**What you need to do:**
Output every entry exactly as given.

**Source records:**
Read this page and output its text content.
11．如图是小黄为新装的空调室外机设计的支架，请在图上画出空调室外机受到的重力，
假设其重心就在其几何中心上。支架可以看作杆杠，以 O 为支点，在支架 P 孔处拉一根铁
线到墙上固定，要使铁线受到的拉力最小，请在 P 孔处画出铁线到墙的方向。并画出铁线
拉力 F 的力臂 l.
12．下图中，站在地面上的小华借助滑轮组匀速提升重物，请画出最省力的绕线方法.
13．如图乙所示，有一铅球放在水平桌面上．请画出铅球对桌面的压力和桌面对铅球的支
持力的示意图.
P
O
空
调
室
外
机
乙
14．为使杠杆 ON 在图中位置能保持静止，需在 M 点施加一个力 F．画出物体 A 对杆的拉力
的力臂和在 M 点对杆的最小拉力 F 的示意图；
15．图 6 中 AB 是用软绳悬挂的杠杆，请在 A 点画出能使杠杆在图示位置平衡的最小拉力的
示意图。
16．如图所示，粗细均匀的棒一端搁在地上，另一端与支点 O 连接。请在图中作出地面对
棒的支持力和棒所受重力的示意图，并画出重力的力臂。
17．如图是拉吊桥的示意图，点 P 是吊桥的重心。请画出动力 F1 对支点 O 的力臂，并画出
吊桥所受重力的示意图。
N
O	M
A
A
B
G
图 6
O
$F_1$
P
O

**Task solution:**
Read this page and output its text content.
11．如图是小黄为新装的空调室外机设计的支架，请在图上画出空调室外机受到的重力，
假设其重心就在其几何中心上。支架可以看作杆杠，以 O 为支点，在支架 P 孔处拉一根铁
线到墙上固定，要使铁线受到的拉力最小，请在 P 孔处画出铁线到墙的方向。并画出铁线
拉力 F 的力臂 l.
12．下图中，站在地面上的小华借助滑轮组匀速提升重物，请画出最省力的绕线方法.
13．如图乙所示，有一铅球放在水平桌面上．请画出铅球对桌面的压力和桌面对铅球的支
持力的示意图.
P
O
空
调
室
外
机
乙
14．为使杠杆 ON 在图中位置能保持静止，需在 M 点施加一个力 F．画出物体 A 对杆的拉力
的力臂和在 M 点对杆的最小拉力 F 的示意图；
15．图 6 中 AB 是用软绳悬挂的杠杆，请在 A 点画出能使杠杆在图示位置平衡的最小拉力的
示意图。
16．如图所示，粗细均匀的棒一端搁在地上，另一端与支点 O 连接。请在图中作出地面对
棒的支持力和棒所受重力的示意图，并画出重力的力臂。
17．如图是拉吊桥的示意图，点 P 是吊桥的重心。请画出动力 F1 对支点 O 的力臂，并画出
吊桥所受重力的示意图。
N
O	M
A
A
B
G
图 6
O
$F_1$
P
O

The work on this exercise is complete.